(Directive) Your task is to repeat all of the data exactly while excluding the pictures.

Start of Data entries

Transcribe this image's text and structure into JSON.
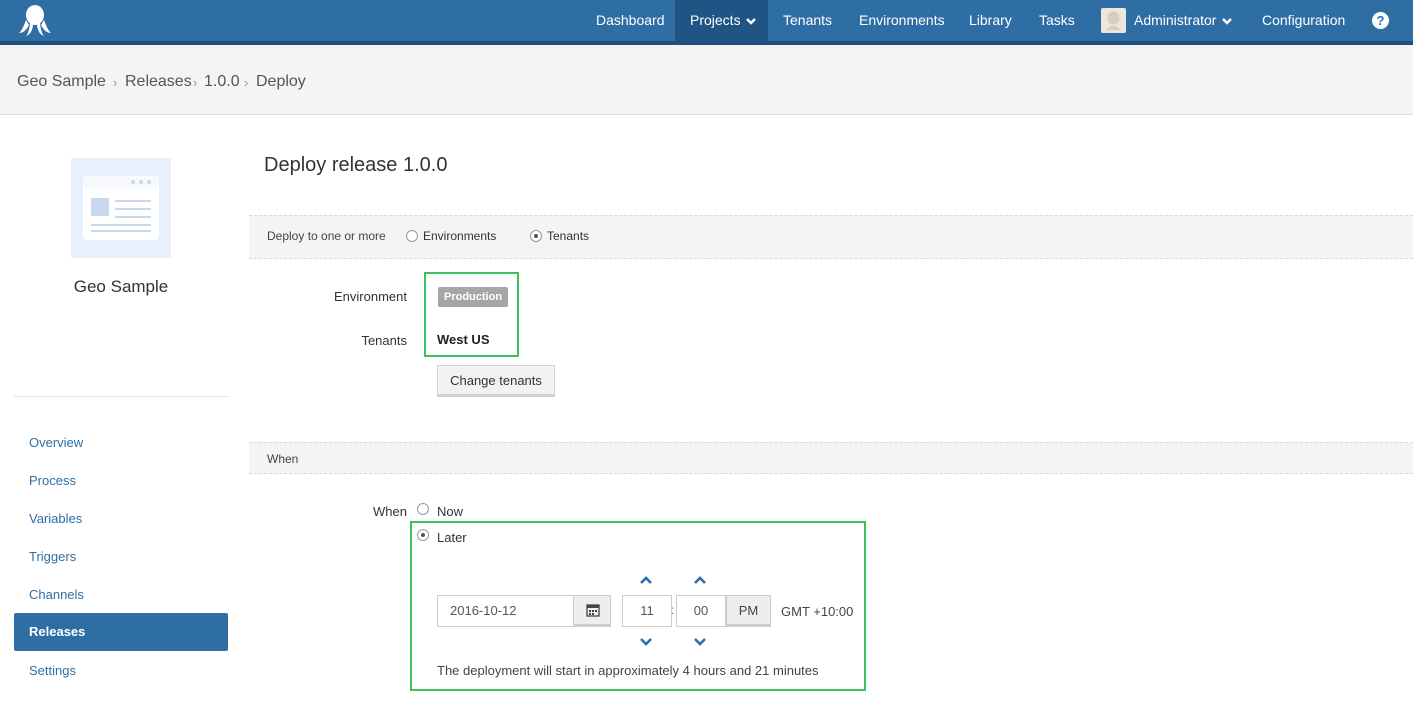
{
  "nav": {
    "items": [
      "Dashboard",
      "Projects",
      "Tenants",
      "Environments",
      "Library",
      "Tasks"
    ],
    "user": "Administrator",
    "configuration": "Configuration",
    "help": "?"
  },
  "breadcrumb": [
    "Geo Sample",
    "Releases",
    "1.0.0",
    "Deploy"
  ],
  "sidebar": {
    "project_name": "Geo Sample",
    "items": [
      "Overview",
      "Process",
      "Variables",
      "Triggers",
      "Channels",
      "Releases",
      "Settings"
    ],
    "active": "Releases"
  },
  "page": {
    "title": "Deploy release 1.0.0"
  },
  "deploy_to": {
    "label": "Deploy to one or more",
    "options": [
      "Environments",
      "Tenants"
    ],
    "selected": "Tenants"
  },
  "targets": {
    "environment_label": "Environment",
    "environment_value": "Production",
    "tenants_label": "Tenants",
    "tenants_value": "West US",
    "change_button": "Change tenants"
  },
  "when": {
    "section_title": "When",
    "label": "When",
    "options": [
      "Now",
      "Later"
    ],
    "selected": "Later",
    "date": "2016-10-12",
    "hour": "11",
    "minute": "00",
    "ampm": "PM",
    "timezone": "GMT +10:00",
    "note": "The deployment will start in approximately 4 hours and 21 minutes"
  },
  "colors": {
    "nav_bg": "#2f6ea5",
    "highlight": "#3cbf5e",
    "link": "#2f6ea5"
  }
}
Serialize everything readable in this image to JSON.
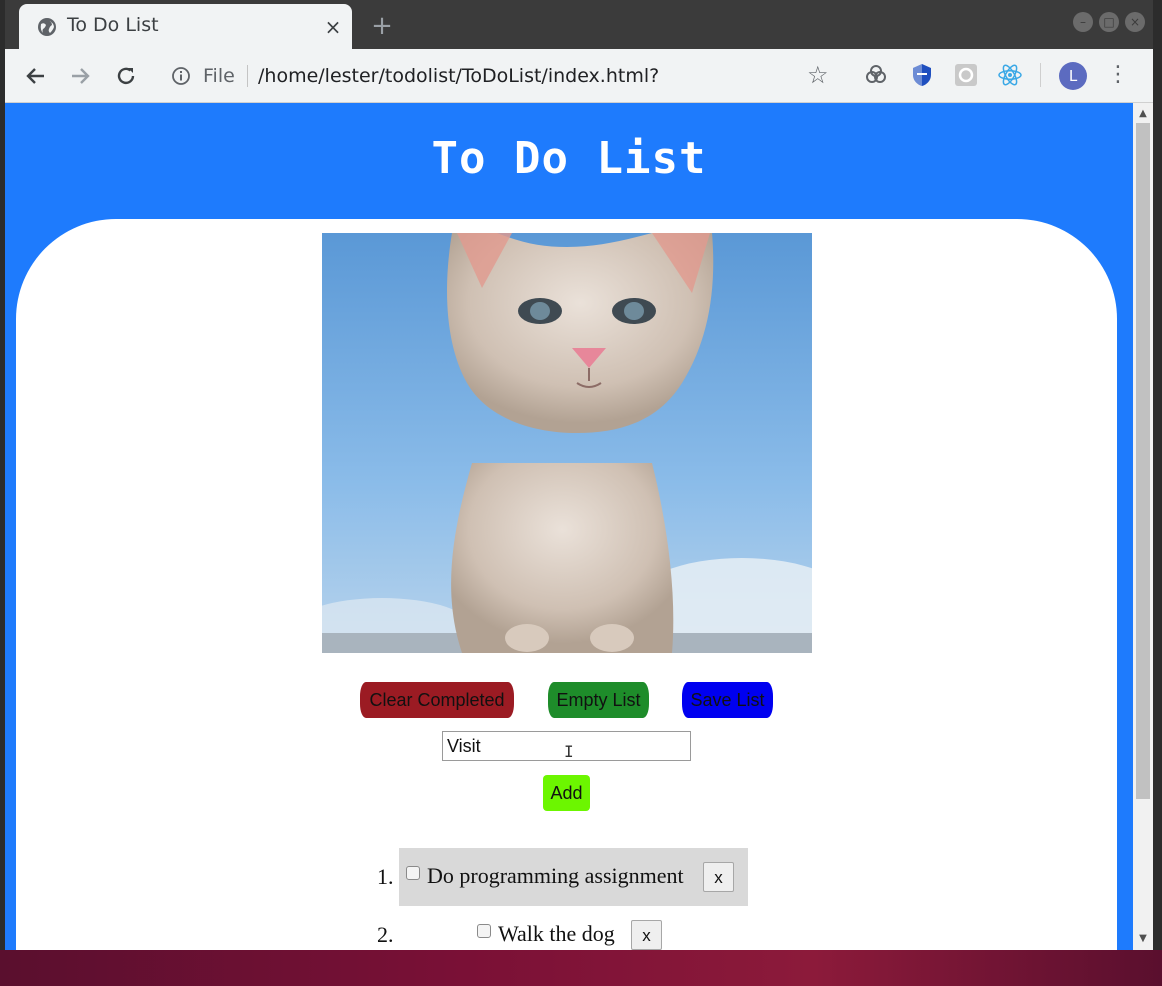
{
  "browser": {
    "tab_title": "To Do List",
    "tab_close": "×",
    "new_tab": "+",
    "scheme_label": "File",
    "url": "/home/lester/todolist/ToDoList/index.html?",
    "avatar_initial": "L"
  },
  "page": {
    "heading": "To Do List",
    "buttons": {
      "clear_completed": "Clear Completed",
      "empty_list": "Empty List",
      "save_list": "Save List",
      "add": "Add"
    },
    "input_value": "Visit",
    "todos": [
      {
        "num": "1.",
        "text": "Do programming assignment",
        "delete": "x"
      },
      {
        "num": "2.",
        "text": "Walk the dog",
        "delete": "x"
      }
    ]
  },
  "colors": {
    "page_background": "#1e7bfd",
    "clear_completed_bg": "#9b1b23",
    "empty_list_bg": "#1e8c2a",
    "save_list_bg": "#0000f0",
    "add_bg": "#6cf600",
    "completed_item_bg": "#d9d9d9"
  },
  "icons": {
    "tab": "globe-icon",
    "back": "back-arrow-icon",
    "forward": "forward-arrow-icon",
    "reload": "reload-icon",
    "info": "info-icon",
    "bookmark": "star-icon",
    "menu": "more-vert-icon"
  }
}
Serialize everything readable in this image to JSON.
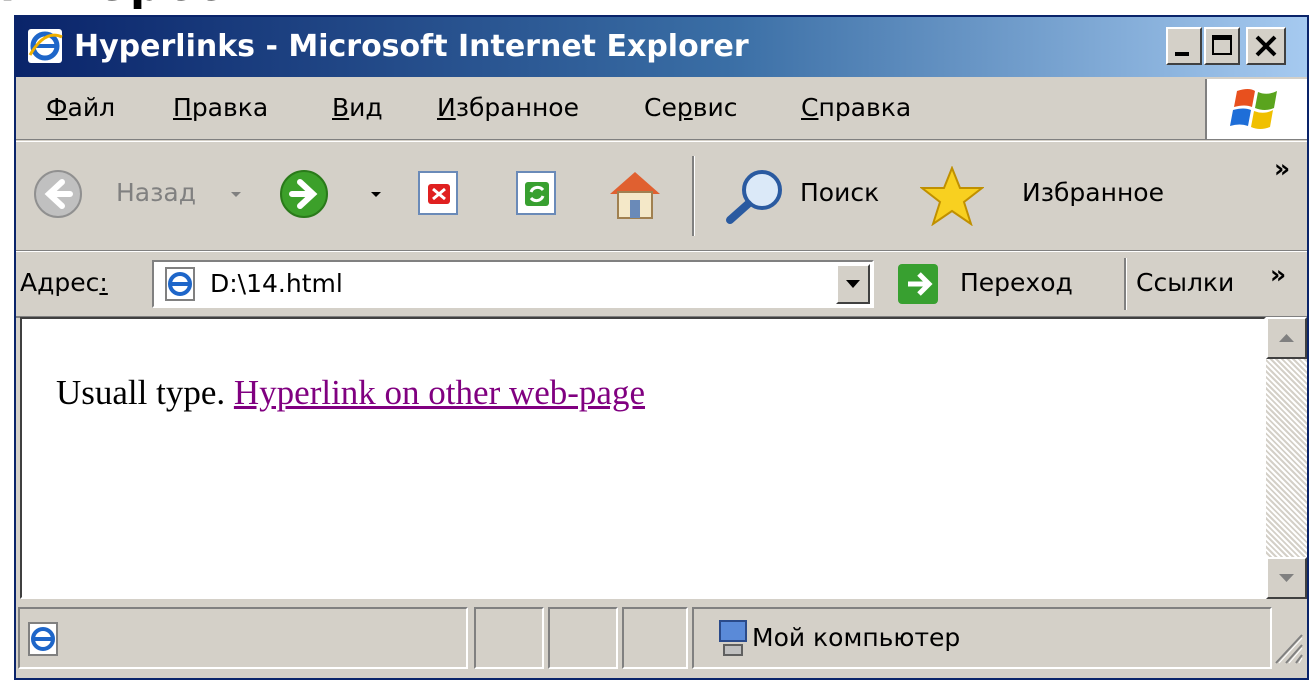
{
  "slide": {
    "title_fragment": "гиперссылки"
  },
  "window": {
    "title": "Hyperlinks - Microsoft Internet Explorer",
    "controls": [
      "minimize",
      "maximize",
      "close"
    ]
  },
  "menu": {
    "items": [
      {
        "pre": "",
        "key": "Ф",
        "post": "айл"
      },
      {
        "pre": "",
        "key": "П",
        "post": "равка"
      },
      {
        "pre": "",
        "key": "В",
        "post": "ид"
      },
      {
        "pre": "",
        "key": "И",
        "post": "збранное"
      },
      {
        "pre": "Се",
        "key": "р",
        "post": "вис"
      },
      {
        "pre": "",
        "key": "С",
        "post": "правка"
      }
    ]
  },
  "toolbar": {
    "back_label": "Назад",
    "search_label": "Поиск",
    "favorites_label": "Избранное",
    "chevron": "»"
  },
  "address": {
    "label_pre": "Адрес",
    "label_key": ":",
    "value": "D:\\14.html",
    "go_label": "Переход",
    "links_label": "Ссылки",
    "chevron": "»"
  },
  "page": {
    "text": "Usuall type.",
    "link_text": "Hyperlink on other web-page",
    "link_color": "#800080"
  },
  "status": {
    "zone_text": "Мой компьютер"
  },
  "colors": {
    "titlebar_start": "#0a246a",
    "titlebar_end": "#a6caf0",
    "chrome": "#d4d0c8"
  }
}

End of Data entries

(Full solution)
Transcribe this image's text and structure into JSON.
{
  "nav": {
    "items": [
      "Dashboard",
      "Projects",
      "Tenants",
      "Environments",
      "Library",
      "Tasks"
    ],
    "user": "Administrator",
    "configuration": "Configuration",
    "help": "?"
  },
  "breadcrumb": [
    "Geo Sample",
    "Releases",
    "1.0.0",
    "Deploy"
  ],
  "sidebar": {
    "project_name": "Geo Sample",
    "items": [
      "Overview",
      "Process",
      "Variables",
      "Triggers",
      "Channels",
      "Releases",
      "Settings"
    ],
    "active": "Releases"
  },
  "page": {
    "title": "Deploy release 1.0.0"
  },
  "deploy_to": {
    "label": "Deploy to one or more",
    "options": [
      "Environments",
      "Tenants"
    ],
    "selected": "Tenants"
  },
  "targets": {
    "environment_label": "Environment",
    "environment_value": "Production",
    "tenants_label": "Tenants",
    "tenants_value": "West US",
    "change_button": "Change tenants"
  },
  "when": {
    "section_title": "When",
    "label": "When",
    "options": [
      "Now",
      "Later"
    ],
    "selected": "Later",
    "date": "2016-10-12",
    "hour": "11",
    "minute": "00",
    "ampm": "PM",
    "timezone": "GMT +10:00",
    "note": "The deployment will start in approximately 4 hours and 21 minutes"
  },
  "colors": {
    "nav_bg": "#2f6ea5",
    "highlight": "#3cbf5e",
    "link": "#2f6ea5"
  }
}
Serialize everything readable in this image to JSON.
{
  "browser": {
    "tab_title": "To Do List",
    "tab_close": "×",
    "new_tab": "+",
    "scheme_label": "File",
    "url": "/home/lester/todolist/ToDoList/index.html?",
    "avatar_initial": "L"
  },
  "page": {
    "heading": "To Do List",
    "buttons": {
      "clear_completed": "Clear Completed",
      "empty_list": "Empty List",
      "save_list": "Save List",
      "add": "Add"
    },
    "input_value": "Visit",
    "todos": [
      {
        "num": "1.",
        "text": "Do programming assignment",
        "delete": "x"
      },
      {
        "num": "2.",
        "text": "Walk the dog",
        "delete": "x"
      }
    ]
  },
  "colors": {
    "page_background": "#1e7bfd",
    "clear_completed_bg": "#9b1b23",
    "empty_list_bg": "#1e8c2a",
    "save_list_bg": "#0000f0",
    "add_bg": "#6cf600",
    "completed_item_bg": "#d9d9d9"
  },
  "icons": {
    "tab": "globe-icon",
    "back": "back-arrow-icon",
    "forward": "forward-arrow-icon",
    "reload": "reload-icon",
    "info": "info-icon",
    "bookmark": "star-icon",
    "menu": "more-vert-icon"
  }
}
Serialize everything readable in this image to JSON.
{
  "slide": {
    "title_fragment": "гиперссылки"
  },
  "window": {
    "title": "Hyperlinks - Microsoft Internet Explorer",
    "controls": [
      "minimize",
      "maximize",
      "close"
    ]
  },
  "menu": {
    "items": [
      {
        "pre": "",
        "key": "Ф",
        "post": "айл"
      },
      {
        "pre": "",
        "key": "П",
        "post": "равка"
      },
      {
        "pre": "",
        "key": "В",
        "post": "ид"
      },
      {
        "pre": "",
        "key": "И",
        "post": "збранное"
      },
      {
        "pre": "Се",
        "key": "р",
        "post": "вис"
      },
      {
        "pre": "",
        "key": "С",
        "post": "правка"
      }
    ]
  },
  "toolbar": {
    "back_label": "Назад",
    "search_label": "Поиск",
    "favorites_label": "Избранное",
    "chevron": "»"
  },
  "address": {
    "label_pre": "Адрес",
    "label_key": ":",
    "value": "D:\\14.html",
    "go_label": "Переход",
    "links_label": "Ссылки",
    "chevron": "»"
  },
  "page": {
    "text": "Usuall type.",
    "link_text": "Hyperlink on other web-page",
    "link_color": "#800080"
  },
  "status": {
    "zone_text": "Мой компьютер"
  },
  "colors": {
    "titlebar_start": "#0a246a",
    "titlebar_end": "#a6caf0",
    "chrome": "#d4d0c8"
  }
}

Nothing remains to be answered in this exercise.